• _EXERCISE PROMPT_
Could you format the data from its first line through the line containing "manchester-town-hall-photo <box>48 412" as a Markdown table with the columns Row and Data line, leaving out any blank lines?

• _PROVIDED DATA_
— begin —
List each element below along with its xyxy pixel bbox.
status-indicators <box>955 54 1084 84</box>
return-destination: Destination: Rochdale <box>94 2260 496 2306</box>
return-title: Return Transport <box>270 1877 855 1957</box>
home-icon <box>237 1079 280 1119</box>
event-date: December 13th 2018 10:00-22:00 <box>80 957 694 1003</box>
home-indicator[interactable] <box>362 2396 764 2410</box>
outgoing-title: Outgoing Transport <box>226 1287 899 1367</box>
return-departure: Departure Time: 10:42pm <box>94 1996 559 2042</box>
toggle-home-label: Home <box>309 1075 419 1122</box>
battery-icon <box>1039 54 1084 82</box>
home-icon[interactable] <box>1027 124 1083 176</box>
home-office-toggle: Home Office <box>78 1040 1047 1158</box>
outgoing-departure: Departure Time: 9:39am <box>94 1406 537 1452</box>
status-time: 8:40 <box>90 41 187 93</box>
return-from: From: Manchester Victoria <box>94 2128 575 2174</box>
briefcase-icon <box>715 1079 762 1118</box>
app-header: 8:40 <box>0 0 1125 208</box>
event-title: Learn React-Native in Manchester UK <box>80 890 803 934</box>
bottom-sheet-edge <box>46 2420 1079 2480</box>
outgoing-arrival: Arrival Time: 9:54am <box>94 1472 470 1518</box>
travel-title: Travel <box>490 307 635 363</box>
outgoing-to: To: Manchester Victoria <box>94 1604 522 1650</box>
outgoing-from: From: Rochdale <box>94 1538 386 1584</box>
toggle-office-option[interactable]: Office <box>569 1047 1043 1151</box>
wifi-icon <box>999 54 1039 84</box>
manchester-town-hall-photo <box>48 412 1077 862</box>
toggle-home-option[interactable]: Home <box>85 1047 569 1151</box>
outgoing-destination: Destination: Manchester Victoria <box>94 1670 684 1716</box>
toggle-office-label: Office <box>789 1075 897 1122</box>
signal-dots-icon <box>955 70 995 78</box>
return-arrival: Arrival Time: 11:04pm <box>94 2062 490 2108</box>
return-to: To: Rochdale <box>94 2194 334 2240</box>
— end —
• _IN RESPONSE_
| Row | Data line |
|---|---|
| 1 | List each element below along with its xyxy pixel bbox. |
| 2 | status-indicators <box>955 54 1084 84</box> |
| 3 | return-destination: Destination: Rochdale <box>94 2260 496 2306</box> |
| 4 | return-title: Return Transport <box>270 1877 855 1957</box> |
| 5 | home-icon <box>237 1079 280 1119</box> |
| 6 | event-date: December 13th 2018 10:00-22:00 <box>80 957 694 1003</box> |
| 7 | home-indicator[interactable] <box>362 2396 764 2410</box> |
| 8 | outgoing-title: Outgoing Transport <box>226 1287 899 1367</box> |
| 9 | return-departure: Departure Time: 10:42pm <box>94 1996 559 2042</box> |
| 10 | toggle-home-label: Home <box>309 1075 419 1122</box> |
| 11 | battery-icon <box>1039 54 1084 82</box> |
| 12 | home-icon[interactable] <box>1027 124 1083 176</box> |
| 13 | home-office-toggle: Home Office <box>78 1040 1047 1158</box> |
| 14 | outgoing-departure: Departure Time: 9:39am <box>94 1406 537 1452</box> |
| 15 | status-time: 8:40 <box>90 41 187 93</box> |
| 16 | return-from: From: Manchester Victoria <box>94 2128 575 2174</box> |
| 17 | briefcase-icon <box>715 1079 762 1118</box> |
| 18 | app-header: 8:40 <box>0 0 1125 208</box> |
| 19 | event-title: Learn React-Native in Manchester UK <box>80 890 803 934</box> |
| 20 | bottom-sheet-edge <box>46 2420 1079 2480</box> |
| 21 | outgoing-arrival: Arrival Time: 9:54am <box>94 1472 470 1518</box> |
| 22 | travel-title: Travel <box>490 307 635 363</box> |
| 23 | outgoing-to: To: Manchester Victoria <box>94 1604 522 1650</box> |
| 24 | outgoing-from: From: Rochdale <box>94 1538 386 1584</box> |
| 25 | toggle-office-option[interactable]: Office <box>569 1047 1043 1151</box> |
| 26 | wifi-icon <box>999 54 1039 84</box> |
| 27 | manchester-town-hall-photo <box>48 412 1077 862</box> |